**Task material**
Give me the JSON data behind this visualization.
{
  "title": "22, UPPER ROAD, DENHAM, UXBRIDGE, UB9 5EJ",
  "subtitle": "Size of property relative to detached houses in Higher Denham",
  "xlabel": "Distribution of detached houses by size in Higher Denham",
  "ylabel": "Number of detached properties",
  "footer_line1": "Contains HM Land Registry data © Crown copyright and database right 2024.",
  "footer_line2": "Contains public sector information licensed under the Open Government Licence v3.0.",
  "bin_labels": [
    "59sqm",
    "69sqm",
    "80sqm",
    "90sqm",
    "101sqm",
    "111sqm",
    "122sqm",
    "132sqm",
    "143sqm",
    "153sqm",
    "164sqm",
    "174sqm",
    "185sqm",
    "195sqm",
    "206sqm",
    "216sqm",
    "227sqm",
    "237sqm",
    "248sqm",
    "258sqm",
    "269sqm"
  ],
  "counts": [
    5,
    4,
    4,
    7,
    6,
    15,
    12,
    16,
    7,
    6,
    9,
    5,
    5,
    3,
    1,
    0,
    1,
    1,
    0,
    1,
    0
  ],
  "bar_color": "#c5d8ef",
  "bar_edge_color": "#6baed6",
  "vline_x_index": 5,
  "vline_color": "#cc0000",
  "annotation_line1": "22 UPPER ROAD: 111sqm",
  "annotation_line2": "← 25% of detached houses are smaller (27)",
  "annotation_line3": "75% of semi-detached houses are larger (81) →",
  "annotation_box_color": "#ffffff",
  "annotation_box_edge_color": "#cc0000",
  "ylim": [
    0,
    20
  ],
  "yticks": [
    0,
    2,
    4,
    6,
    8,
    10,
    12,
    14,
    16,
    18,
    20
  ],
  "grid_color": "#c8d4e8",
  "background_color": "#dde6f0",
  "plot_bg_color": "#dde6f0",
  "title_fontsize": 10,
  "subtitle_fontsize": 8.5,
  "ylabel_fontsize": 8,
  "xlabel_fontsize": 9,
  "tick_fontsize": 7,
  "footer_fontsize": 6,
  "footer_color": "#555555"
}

**Directions for this task**
Your task is to repeat the data exactly, with nothing left out.

**Task solution**
Give me the JSON data behind this visualization.
{
  "title": "22, UPPER ROAD, DENHAM, UXBRIDGE, UB9 5EJ",
  "subtitle": "Size of property relative to detached houses in Higher Denham",
  "xlabel": "Distribution of detached houses by size in Higher Denham",
  "ylabel": "Number of detached properties",
  "footer_line1": "Contains HM Land Registry data © Crown copyright and database right 2024.",
  "footer_line2": "Contains public sector information licensed under the Open Government Licence v3.0.",
  "bin_labels": [
    "59sqm",
    "69sqm",
    "80sqm",
    "90sqm",
    "101sqm",
    "111sqm",
    "122sqm",
    "132sqm",
    "143sqm",
    "153sqm",
    "164sqm",
    "174sqm",
    "185sqm",
    "195sqm",
    "206sqm",
    "216sqm",
    "227sqm",
    "237sqm",
    "248sqm",
    "258sqm",
    "269sqm"
  ],
  "counts": [
    5,
    4,
    4,
    7,
    6,
    15,
    12,
    16,
    7,
    6,
    9,
    5,
    5,
    3,
    1,
    0,
    1,
    1,
    0,
    1,
    0
  ],
  "bar_color": "#c5d8ef",
  "bar_edge_color": "#6baed6",
  "vline_x_index": 5,
  "vline_color": "#cc0000",
  "annotation_line1": "22 UPPER ROAD: 111sqm",
  "annotation_line2": "← 25% of detached houses are smaller (27)",
  "annotation_line3": "75% of semi-detached houses are larger (81) →",
  "annotation_box_color": "#ffffff",
  "annotation_box_edge_color": "#cc0000",
  "ylim": [
    0,
    20
  ],
  "yticks": [
    0,
    2,
    4,
    6,
    8,
    10,
    12,
    14,
    16,
    18,
    20
  ],
  "grid_color": "#c8d4e8",
  "background_color": "#dde6f0",
  "plot_bg_color": "#dde6f0",
  "title_fontsize": 10,
  "subtitle_fontsize": 8.5,
  "ylabel_fontsize": 8,
  "xlabel_fontsize": 9,
  "tick_fontsize": 7,
  "footer_fontsize": 6,
  "footer_color": "#555555"
}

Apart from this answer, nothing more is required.